| WHAT TO WORK ON |
Duplicate word for word the stretch of the Seven Mile Hole trail description below that opens with the words containing "Trail Running Difficult" and closes with "Washburn Hot Springs.".

Yellowstone National Park

A superb out-and-back that takes you to some of the greatest elements of Yellowstone National Park.

Trail Running Difficult

16 km
680 m
680 m
2-3 hrs
Low Point
2 km
High Point
2.5 km
Seven Mile Hole -> Washburn Hot Springs Map

A superb out-and-back that takes you to some of the greatest elements of Yellowstone National Park. The challenge comes as you plunge an epic 1,400 feet through the Grand Canyon to the banks of the Yellowstone River, and all the way back up again! It’s a 10.2 mile round trip to Seven Mile Hole, with an additional 3-mile side trip to Washburn Hot Springs.


Directions: The trail is very varied- starting along the rim of the Grand Canyon of the Yellowstone River, it then passes through pine forests and picturesque meadows, before steeply descending down through the canyon, past a bubbling geothermal area, all the way to the river’s edge. Find the parking lot for the Seven Mile Hole Trail at the Inspiration Point overlook of the Grand Canyon. Walk a short way back up the access road to Glacier Boulder, a 500-ton granite rock left behind around 15,000 years ago as the Pinedale Glaciation retreated. You’ll spot the trailhead right next to Glacier Boulder. Follow the path through the pine forest, and to the edge of the north rim of the Grand Canyon of Yellowstone for 1.5 miles. Dip off onto a short side trail to a viewpoint of the magnificent 1,000 feet high Silver Cord Cascade. The trail then pulls away from the canyon and into the forest, eventually you’ll come to a fork, left takes you back to the highway via Washburn Spur Trail. Right is the route you need, taking you through the woods for another ½ mile until it begins a plunging descent passed active and inactive hydrothermal features, all the way down to the river at the bottom of the canyon. It is called “Seven" Mile Hole because it lies 7 miles down river from Lower Falls. Now it’s time to turn back- retrace your steps back to Glacial Boulder, which begins with a very strenuous climb out of the canyon. You have the option on the way back to veer off on a small detour to Washburn Hot Springs, by turning right at the junction for Washburn Spur Trail and going along 1.5 miles. The hot springs are a collection of highly acidic mud pots, named after the 1870 Washburn Expedition who in turn named the area "Hell-Broth Springs," because it was such an "infernal looking smelling and sounding place." You can climb the hill behind the two big mud pots to get a good look at the rest of the basin. Take care with your footing, as acidic thermal areas are highly dangerous! Turn back the way you came and rejoin the trail all the way to Glacial Boulder.

| LISTED ENTRIES |
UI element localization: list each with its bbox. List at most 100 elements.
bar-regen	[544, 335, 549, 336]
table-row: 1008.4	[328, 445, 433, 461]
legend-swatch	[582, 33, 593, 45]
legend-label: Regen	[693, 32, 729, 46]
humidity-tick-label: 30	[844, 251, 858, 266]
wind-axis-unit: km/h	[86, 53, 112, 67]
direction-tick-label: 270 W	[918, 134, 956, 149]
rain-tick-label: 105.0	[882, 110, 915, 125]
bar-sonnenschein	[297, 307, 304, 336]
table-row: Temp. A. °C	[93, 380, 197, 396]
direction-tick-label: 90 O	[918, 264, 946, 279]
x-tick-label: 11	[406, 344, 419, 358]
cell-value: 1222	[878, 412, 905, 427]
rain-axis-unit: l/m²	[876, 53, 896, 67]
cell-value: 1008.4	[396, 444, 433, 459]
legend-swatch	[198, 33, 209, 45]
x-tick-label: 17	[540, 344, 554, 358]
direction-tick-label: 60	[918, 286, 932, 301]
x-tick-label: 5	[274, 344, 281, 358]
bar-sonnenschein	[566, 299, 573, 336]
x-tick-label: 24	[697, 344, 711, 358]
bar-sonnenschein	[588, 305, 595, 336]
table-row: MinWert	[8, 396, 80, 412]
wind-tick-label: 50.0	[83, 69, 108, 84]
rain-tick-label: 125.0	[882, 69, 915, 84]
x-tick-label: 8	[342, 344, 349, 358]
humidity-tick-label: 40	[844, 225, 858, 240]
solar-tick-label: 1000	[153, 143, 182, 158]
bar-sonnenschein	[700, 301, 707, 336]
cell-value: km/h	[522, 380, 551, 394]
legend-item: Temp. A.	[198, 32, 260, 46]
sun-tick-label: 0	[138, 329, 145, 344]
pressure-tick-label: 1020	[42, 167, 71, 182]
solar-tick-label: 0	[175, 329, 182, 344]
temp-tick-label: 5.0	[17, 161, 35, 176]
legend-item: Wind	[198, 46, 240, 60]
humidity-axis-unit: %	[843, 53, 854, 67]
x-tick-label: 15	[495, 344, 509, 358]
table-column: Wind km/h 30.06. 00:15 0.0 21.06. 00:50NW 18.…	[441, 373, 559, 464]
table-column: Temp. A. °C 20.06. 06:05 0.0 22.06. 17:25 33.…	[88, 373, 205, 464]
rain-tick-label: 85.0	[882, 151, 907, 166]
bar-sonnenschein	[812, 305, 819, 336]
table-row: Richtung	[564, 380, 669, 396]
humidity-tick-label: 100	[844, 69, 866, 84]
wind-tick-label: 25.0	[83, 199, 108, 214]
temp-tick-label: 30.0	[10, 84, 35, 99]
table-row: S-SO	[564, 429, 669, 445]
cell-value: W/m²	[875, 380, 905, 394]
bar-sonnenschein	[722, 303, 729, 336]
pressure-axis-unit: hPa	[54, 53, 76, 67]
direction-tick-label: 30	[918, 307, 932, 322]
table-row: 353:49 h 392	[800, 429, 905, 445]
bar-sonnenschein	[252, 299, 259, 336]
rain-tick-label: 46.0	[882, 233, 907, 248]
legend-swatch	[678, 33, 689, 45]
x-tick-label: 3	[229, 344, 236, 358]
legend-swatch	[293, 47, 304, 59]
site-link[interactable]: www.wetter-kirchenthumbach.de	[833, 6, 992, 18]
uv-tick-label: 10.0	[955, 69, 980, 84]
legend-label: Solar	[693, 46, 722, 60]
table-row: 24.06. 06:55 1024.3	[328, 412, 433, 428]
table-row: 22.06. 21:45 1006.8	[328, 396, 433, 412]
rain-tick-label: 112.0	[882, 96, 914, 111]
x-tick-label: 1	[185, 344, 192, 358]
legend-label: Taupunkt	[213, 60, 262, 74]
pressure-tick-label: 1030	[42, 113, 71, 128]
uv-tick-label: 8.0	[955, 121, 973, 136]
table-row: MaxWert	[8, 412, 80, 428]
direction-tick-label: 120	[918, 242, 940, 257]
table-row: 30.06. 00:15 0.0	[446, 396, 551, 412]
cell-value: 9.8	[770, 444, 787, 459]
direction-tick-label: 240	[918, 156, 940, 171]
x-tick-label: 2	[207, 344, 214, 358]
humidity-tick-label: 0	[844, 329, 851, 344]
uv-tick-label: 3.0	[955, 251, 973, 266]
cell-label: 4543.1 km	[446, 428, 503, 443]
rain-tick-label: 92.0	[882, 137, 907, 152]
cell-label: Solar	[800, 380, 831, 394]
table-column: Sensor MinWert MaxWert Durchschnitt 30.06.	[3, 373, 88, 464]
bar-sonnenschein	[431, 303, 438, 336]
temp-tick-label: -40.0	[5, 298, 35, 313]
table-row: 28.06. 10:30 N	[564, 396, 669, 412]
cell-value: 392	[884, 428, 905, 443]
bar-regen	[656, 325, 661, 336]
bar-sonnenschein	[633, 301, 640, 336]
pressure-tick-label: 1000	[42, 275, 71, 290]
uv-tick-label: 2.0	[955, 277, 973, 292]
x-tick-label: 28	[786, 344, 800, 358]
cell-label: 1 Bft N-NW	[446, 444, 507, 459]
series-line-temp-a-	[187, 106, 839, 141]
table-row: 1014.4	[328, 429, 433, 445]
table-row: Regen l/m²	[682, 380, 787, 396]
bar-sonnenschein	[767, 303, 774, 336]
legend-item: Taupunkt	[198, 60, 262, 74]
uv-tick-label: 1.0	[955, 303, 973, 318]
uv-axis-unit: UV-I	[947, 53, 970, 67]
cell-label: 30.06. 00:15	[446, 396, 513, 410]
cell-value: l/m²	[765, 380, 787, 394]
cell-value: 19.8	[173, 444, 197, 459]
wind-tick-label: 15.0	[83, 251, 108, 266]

| RIGHT ANSWER |
Trail Running Difficult

16 km
680 m
680 m
2-3 hrs
Low Point
2 km
High Point
2.5 km
Seven Mile Hole -> Washburn Hot Springs Map

A superb out-and-back that takes you to some of the greatest elements of Yellowstone National Park. The challenge comes as you plunge an epic 1,400 feet through the Grand Canyon to the banks of the Yellowstone River, and all the way back up again! It’s a 10.2 mile round trip to Seven Mile Hole, with an additional 3-mile side trip to Washburn Hot Springs.